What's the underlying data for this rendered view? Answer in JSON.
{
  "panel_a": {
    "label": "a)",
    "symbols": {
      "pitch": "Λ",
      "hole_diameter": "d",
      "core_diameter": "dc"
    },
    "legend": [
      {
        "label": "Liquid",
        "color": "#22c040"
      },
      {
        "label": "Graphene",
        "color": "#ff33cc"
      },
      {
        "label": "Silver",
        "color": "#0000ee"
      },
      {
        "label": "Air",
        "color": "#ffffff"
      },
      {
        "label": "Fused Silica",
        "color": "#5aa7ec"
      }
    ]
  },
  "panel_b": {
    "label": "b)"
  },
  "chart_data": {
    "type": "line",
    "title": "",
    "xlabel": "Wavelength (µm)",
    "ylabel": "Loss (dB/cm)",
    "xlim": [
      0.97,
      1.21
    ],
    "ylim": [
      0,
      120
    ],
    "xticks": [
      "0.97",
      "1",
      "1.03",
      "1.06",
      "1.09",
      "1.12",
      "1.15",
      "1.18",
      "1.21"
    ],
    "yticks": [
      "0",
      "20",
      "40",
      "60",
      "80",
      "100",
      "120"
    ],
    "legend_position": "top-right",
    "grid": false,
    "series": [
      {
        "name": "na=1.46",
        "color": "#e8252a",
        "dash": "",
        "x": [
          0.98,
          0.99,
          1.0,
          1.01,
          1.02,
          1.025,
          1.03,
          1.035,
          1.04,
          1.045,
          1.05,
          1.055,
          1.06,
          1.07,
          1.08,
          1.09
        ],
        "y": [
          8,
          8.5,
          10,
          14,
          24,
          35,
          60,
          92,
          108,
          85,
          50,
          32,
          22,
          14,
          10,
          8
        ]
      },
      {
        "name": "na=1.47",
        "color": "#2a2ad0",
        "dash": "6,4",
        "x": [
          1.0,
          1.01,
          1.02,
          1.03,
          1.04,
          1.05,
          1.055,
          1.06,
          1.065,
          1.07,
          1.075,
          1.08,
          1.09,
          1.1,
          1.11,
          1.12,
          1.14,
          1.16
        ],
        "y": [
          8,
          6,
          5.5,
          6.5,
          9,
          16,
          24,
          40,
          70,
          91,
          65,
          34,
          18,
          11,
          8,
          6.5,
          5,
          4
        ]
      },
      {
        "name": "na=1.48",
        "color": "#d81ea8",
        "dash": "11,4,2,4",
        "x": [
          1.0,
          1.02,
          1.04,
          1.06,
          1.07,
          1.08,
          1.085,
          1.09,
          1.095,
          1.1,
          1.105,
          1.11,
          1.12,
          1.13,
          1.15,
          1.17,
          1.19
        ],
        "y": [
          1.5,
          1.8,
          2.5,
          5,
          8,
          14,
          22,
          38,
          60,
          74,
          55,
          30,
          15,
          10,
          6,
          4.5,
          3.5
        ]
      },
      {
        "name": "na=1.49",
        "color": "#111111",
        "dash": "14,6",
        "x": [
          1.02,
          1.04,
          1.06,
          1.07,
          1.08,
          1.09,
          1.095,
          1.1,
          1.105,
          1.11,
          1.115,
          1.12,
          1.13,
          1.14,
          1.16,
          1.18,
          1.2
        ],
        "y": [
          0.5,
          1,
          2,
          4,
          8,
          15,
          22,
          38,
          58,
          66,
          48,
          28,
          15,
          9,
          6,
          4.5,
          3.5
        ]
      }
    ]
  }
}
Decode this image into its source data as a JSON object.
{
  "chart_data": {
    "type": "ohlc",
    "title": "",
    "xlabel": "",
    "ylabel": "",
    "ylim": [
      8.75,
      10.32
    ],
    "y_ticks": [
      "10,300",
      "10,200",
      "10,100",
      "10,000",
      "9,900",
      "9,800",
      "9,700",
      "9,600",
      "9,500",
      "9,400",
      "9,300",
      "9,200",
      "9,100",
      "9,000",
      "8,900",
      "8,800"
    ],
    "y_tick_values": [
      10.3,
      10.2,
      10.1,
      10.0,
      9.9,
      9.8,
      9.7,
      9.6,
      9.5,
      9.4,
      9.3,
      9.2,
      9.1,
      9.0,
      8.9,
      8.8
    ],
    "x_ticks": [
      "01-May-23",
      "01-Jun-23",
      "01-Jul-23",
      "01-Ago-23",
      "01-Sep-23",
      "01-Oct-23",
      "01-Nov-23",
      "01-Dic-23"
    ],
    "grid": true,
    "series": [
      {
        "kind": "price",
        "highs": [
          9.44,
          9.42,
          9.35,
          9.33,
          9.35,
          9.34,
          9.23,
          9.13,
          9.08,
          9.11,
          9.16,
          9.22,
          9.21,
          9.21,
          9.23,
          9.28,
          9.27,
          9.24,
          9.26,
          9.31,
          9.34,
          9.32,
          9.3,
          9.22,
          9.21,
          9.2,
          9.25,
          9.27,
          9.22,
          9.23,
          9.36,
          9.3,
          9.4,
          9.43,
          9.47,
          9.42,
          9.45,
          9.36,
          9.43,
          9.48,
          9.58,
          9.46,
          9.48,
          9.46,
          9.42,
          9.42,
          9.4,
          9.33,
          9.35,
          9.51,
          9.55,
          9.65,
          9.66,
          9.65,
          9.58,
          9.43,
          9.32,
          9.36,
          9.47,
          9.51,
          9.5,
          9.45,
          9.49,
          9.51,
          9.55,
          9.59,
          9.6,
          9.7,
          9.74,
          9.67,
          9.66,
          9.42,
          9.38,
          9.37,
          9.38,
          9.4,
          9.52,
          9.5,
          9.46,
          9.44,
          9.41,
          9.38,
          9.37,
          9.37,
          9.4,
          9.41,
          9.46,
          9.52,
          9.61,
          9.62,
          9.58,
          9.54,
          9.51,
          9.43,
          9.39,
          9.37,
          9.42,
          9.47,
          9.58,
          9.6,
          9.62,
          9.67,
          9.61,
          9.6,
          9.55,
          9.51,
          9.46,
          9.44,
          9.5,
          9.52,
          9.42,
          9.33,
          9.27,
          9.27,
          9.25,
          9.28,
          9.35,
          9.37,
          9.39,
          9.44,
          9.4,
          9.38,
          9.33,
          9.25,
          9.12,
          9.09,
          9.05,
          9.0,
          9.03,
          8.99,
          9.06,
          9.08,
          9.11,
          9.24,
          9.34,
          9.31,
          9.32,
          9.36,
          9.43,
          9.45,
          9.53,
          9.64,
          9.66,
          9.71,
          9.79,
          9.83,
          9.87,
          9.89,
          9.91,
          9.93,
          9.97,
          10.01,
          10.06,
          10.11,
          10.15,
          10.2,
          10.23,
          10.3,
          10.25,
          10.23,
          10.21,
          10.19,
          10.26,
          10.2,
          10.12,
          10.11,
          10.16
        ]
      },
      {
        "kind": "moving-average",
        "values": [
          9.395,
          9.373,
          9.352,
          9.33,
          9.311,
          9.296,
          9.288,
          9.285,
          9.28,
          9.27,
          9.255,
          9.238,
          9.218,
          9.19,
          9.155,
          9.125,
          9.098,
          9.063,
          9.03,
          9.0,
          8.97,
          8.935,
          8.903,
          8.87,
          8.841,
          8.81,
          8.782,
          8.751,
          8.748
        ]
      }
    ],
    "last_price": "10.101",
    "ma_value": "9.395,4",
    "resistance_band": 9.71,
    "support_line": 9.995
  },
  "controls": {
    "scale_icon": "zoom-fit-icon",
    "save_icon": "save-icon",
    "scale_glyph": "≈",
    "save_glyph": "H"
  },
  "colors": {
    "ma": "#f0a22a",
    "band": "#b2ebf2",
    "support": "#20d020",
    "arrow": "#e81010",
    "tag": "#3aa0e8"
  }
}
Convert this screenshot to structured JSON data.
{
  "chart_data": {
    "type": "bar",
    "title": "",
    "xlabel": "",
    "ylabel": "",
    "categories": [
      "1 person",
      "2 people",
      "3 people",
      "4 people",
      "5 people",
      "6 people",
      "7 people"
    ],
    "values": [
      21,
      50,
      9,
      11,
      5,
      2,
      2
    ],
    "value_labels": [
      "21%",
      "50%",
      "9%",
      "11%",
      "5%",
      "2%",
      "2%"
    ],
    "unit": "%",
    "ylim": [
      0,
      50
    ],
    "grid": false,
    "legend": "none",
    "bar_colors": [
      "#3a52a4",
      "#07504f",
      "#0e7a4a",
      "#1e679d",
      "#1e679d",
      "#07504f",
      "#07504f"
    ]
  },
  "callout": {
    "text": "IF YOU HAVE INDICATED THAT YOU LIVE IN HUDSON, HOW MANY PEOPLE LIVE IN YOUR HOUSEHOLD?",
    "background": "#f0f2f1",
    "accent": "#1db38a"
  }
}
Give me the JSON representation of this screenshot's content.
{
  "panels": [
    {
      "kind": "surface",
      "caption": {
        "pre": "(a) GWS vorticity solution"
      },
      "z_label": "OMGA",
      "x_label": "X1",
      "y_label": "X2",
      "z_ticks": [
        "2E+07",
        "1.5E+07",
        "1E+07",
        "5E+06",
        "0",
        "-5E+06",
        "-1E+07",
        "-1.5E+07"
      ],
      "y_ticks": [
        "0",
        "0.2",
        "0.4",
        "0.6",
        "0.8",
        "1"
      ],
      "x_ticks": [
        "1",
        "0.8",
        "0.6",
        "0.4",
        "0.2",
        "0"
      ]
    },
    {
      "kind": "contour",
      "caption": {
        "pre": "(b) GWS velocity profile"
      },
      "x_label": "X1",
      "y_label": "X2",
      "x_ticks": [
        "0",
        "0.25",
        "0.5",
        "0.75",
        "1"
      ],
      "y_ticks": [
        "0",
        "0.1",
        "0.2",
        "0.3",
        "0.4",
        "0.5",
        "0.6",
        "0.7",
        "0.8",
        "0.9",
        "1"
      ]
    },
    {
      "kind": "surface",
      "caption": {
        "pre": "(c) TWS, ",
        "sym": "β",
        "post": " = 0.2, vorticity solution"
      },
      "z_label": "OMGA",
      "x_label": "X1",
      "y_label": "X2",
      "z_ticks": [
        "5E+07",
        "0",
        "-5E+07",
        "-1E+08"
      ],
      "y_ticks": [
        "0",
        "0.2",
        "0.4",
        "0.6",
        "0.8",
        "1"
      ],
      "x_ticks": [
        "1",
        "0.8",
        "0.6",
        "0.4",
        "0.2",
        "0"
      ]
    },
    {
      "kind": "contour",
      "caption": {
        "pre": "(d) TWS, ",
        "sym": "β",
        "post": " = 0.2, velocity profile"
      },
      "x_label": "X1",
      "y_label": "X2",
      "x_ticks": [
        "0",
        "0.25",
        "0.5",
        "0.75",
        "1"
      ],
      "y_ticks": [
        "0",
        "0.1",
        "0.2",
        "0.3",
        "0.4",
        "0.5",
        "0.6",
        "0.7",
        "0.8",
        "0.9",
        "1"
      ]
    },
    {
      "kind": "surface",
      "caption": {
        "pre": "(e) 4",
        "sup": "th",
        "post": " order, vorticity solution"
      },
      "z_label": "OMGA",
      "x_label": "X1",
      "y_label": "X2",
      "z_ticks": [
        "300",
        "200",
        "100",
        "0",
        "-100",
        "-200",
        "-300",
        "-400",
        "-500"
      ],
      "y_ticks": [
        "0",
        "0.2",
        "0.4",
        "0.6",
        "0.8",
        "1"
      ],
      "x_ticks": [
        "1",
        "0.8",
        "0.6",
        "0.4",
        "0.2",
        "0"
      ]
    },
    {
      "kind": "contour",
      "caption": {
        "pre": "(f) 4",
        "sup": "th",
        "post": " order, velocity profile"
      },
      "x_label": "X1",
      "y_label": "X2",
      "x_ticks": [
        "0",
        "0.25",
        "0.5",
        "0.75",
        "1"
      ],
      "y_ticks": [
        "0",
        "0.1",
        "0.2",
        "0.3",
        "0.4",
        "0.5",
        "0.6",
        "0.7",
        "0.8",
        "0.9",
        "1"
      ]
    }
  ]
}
• • • •
Extract every line above that contains the word "screenshot".

Convert this screenshot to structured JSON data.
Give me the JSON representation of this screenshot's content.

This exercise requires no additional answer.